======== Records

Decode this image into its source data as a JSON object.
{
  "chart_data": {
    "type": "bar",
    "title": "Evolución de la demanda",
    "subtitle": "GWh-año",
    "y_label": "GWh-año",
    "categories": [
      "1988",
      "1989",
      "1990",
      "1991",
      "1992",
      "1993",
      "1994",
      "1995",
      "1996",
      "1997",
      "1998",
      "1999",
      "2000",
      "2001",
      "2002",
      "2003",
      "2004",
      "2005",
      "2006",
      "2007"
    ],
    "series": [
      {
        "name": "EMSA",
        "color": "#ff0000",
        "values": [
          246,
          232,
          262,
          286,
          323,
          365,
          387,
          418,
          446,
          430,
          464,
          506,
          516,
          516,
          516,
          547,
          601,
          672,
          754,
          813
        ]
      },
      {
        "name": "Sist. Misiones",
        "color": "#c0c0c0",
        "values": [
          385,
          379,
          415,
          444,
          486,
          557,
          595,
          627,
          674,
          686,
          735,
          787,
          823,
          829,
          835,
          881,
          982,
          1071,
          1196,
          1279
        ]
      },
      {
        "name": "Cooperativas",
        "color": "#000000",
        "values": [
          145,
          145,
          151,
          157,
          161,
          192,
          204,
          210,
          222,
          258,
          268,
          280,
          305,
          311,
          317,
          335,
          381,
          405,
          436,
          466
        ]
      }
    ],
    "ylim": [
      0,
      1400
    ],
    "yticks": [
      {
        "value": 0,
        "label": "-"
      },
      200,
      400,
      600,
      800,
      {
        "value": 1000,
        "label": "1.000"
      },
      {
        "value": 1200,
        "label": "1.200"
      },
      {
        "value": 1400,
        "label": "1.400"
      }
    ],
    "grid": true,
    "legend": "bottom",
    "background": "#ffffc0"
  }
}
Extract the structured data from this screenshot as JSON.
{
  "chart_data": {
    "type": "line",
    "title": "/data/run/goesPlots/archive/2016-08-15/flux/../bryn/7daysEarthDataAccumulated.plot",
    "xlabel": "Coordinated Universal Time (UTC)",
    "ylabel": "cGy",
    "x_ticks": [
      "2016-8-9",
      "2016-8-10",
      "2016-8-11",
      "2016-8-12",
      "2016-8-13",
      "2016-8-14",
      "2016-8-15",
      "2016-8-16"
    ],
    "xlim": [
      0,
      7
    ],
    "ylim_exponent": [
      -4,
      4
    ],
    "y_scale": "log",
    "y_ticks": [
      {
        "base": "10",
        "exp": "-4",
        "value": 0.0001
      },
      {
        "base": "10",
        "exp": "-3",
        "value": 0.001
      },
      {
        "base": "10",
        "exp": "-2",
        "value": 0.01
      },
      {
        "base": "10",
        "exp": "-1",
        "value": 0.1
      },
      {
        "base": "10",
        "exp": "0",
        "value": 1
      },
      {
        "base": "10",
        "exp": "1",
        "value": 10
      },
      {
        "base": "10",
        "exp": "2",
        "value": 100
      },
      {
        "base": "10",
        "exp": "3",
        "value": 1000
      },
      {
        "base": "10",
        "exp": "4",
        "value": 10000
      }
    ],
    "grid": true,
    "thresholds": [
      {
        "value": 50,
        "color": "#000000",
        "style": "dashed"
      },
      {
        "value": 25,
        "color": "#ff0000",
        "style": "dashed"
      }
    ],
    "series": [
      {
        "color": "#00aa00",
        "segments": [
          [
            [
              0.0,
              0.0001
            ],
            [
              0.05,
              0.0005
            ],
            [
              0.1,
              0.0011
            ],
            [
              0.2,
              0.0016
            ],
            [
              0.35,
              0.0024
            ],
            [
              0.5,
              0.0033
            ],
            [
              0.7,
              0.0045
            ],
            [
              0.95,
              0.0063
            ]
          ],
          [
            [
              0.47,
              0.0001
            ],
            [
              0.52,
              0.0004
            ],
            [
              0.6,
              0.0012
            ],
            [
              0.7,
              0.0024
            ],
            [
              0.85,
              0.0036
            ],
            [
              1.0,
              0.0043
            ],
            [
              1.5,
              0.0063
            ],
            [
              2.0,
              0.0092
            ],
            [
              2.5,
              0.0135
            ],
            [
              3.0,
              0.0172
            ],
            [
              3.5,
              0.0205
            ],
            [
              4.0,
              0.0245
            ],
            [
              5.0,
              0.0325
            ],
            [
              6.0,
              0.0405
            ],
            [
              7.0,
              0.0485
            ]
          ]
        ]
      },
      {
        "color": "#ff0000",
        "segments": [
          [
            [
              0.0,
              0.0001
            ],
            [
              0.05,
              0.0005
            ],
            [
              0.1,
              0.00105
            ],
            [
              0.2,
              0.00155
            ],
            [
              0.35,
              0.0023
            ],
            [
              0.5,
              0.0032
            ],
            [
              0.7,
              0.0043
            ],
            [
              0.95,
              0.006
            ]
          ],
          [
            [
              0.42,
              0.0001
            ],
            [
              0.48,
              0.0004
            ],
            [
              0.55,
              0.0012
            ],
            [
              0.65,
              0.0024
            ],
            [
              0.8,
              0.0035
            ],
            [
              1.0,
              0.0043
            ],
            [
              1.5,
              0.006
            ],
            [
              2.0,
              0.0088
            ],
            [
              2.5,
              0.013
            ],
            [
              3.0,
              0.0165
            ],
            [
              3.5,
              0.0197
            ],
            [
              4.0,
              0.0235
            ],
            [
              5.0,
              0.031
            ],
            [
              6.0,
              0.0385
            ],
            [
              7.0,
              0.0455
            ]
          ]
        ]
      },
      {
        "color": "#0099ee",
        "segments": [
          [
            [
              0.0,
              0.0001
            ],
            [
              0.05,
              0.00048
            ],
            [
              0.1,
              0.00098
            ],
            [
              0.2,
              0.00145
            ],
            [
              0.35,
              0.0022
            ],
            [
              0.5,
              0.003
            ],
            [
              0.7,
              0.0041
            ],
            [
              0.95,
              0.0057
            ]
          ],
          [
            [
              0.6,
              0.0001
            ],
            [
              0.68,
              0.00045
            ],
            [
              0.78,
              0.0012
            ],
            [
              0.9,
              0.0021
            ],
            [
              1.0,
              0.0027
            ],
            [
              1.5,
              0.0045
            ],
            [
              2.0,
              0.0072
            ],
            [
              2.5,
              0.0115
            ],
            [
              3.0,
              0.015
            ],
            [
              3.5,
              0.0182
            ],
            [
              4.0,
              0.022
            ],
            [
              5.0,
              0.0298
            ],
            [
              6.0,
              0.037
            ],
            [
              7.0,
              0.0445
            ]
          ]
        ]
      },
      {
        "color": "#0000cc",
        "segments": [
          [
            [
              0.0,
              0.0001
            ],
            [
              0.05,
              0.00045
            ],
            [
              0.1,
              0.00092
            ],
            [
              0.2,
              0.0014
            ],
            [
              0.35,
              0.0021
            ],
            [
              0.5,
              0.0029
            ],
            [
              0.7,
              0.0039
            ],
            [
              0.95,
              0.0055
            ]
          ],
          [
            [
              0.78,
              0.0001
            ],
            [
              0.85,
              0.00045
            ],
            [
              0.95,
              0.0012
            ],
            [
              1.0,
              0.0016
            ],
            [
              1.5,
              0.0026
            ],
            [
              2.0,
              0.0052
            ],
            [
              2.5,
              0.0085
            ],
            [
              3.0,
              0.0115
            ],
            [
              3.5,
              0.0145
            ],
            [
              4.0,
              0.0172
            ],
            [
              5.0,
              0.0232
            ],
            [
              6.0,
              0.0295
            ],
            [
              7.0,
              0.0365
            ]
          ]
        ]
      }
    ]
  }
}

================

Request: Write out all records exactly, keeping every detail.

Output of the exercise:
Decode this image into its source data as a JSON object.
{
  "chart_data": {
    "type": "bar",
    "title": "Evolución de la demanda",
    "subtitle": "GWh-año",
    "y_label": "GWh-año",
    "categories": [
      "1988",
      "1989",
      "1990",
      "1991",
      "1992",
      "1993",
      "1994",
      "1995",
      "1996",
      "1997",
      "1998",
      "1999",
      "2000",
      "2001",
      "2002",
      "2003",
      "2004",
      "2005",
      "2006",
      "2007"
    ],
    "series": [
      {
        "name": "EMSA",
        "color": "#ff0000",
        "values": [
          246,
          232,
          262,
          286,
          323,
          365,
          387,
          418,
          446,
          430,
          464,
          506,
          516,
          516,
          516,
          547,
          601,
          672,
          754,
          813
        ]
      },
      {
        "name": "Sist. Misiones",
        "color": "#c0c0c0",
        "values": [
          385,
          379,
          415,
          444,
          486,
          557,
          595,
          627,
          674,
          686,
          735,
          787,
          823,
          829,
          835,
          881,
          982,
          1071,
          1196,
          1279
        ]
      },
      {
        "name": "Cooperativas",
        "color": "#000000",
        "values": [
          145,
          145,
          151,
          157,
          161,
          192,
          204,
          210,
          222,
          258,
          268,
          280,
          305,
          311,
          317,
          335,
          381,
          405,
          436,
          466
        ]
      }
    ],
    "ylim": [
      0,
      1400
    ],
    "yticks": [
      {
        "value": 0,
        "label": "-"
      },
      200,
      400,
      600,
      800,
      {
        "value": 1000,
        "label": "1.000"
      },
      {
        "value": 1200,
        "label": "1.200"
      },
      {
        "value": 1400,
        "label": "1.400"
      }
    ],
    "grid": true,
    "legend": "bottom",
    "background": "#ffffc0"
  }
}
Extract the structured data from this screenshot as JSON.
{
  "chart_data": {
    "type": "line",
    "title": "/data/run/goesPlots/archive/2016-08-15/flux/../bryn/7daysEarthDataAccumulated.plot",
    "xlabel": "Coordinated Universal Time (UTC)",
    "ylabel": "cGy",
    "x_ticks": [
      "2016-8-9",
      "2016-8-10",
      "2016-8-11",
      "2016-8-12",
      "2016-8-13",
      "2016-8-14",
      "2016-8-15",
      "2016-8-16"
    ],
    "xlim": [
      0,
      7
    ],
    "ylim_exponent": [
      -4,
      4
    ],
    "y_scale": "log",
    "y_ticks": [
      {
        "base": "10",
        "exp": "-4",
        "value": 0.0001
      },
      {
        "base": "10",
        "exp": "-3",
        "value": 0.001
      },
      {
        "base": "10",
        "exp": "-2",
        "value": 0.01
      },
      {
        "base": "10",
        "exp": "-1",
        "value": 0.1
      },
      {
        "base": "10",
        "exp": "0",
        "value": 1
      },
      {
        "base": "10",
        "exp": "1",
        "value": 10
      },
      {
        "base": "10",
        "exp": "2",
        "value": 100
      },
      {
        "base": "10",
        "exp": "3",
        "value": 1000
      },
      {
        "base": "10",
        "exp": "4",
        "value": 10000
      }
    ],
    "grid": true,
    "thresholds": [
      {
        "value": 50,
        "color": "#000000",
        "style": "dashed"
      },
      {
        "value": 25,
        "color": "#ff0000",
        "style": "dashed"
      }
    ],
    "series": [
      {
        "color": "#00aa00",
        "segments": [
          [
            [
              0.0,
              0.0001
            ],
            [
              0.05,
              0.0005
            ],
            [
              0.1,
              0.0011
            ],
            [
              0.2,
              0.0016
            ],
            [
              0.35,
              0.0024
            ],
            [
              0.5,
              0.0033
            ],
            [
              0.7,
              0.0045
            ],
            [
              0.95,
              0.0063
            ]
          ],
          [
            [
              0.47,
              0.0001
            ],
            [
              0.52,
              0.0004
            ],
            [
              0.6,
              0.0012
            ],
            [
              0.7,
              0.0024
            ],
            [
              0.85,
              0.0036
            ],
            [
              1.0,
              0.0043
            ],
            [
              1.5,
              0.0063
            ],
            [
              2.0,
              0.0092
            ],
            [
              2.5,
              0.0135
            ],
            [
              3.0,
              0.0172
            ],
            [
              3.5,
              0.0205
            ],
            [
              4.0,
              0.0245
            ],
            [
              5.0,
              0.0325
            ],
            [
              6.0,
              0.0405
            ],
            [
              7.0,
              0.0485
            ]
          ]
        ]
      },
      {
        "color": "#ff0000",
        "segments": [
          [
            [
              0.0,
              0.0001
            ],
            [
              0.05,
              0.0005
            ],
            [
              0.1,
              0.00105
            ],
            [
              0.2,
              0.00155
            ],
            [
              0.35,
              0.0023
            ],
            [
              0.5,
              0.0032
            ],
            [
              0.7,
              0.0043
            ],
            [
              0.95,
              0.006
            ]
          ],
          [
            [
              0.42,
              0.0001
            ],
            [
              0.48,
              0.0004
            ],
            [
              0.55,
              0.0012
            ],
            [
              0.65,
              0.0024
            ],
            [
              0.8,
              0.0035
            ],
            [
              1.0,
              0.0043
            ],
            [
              1.5,
              0.006
            ],
            [
              2.0,
              0.0088
            ],
            [
              2.5,
              0.013
            ],
            [
              3.0,
              0.0165
            ],
            [
              3.5,
              0.0197
            ],
            [
              4.0,
              0.0235
            ],
            [
              5.0,
              0.031
            ],
            [
              6.0,
              0.0385
            ],
            [
              7.0,
              0.0455
            ]
          ]
        ]
      },
      {
        "color": "#0099ee",
        "segments": [
          [
            [
              0.0,
              0.0001
            ],
            [
              0.05,
              0.00048
            ],
            [
              0.1,
              0.00098
            ],
            [
              0.2,
              0.00145
            ],
            [
              0.35,
              0.0022
            ],
            [
              0.5,
              0.003
            ],
            [
              0.7,
              0.0041
            ],
            [
              0.95,
              0.0057
            ]
          ],
          [
            [
              0.6,
              0.0001
            ],
            [
              0.68,
              0.00045
            ],
            [
              0.78,
              0.0012
            ],
            [
              0.9,
              0.0021
            ],
            [
              1.0,
              0.0027
            ],
            [
              1.5,
              0.0045
            ],
            [
              2.0,
              0.0072
            ],
            [
              2.5,
              0.0115
            ],
            [
              3.0,
              0.015
            ],
            [
              3.5,
              0.0182
            ],
            [
              4.0,
              0.022
            ],
            [
              5.0,
              0.0298
            ],
            [
              6.0,
              0.037
            ],
            [
              7.0,
              0.0445
            ]
          ]
        ]
      },
      {
        "color": "#0000cc",
        "segments": [
          [
            [
              0.0,
              0.0001
            ],
            [
              0.05,
              0.00045
            ],
            [
              0.1,
              0.00092
            ],
            [
              0.2,
              0.0014
            ],
            [
              0.35,
              0.0021
            ],
            [
              0.5,
              0.0029
            ],
            [
              0.7,
              0.0039
            ],
            [
              0.95,
              0.0055
            ]
          ],
          [
            [
              0.78,
              0.0001
            ],
            [
              0.85,
              0.00045
            ],
            [
              0.95,
              0.0012
            ],
            [
              1.0,
              0.0016
            ],
            [
              1.5,
              0.0026
            ],
            [
              2.0,
              0.0052
            ],
            [
              2.5,
              0.0085
            ],
            [
              3.0,
              0.0115
            ],
            [
              3.5,
              0.0145
            ],
            [
              4.0,
              0.0172
            ],
            [
              5.0,
              0.0232
            ],
            [
              6.0,
              0.0295
            ],
            [
              7.0,
              0.0365
            ]
          ]
        ]
      }
    ]
  }
}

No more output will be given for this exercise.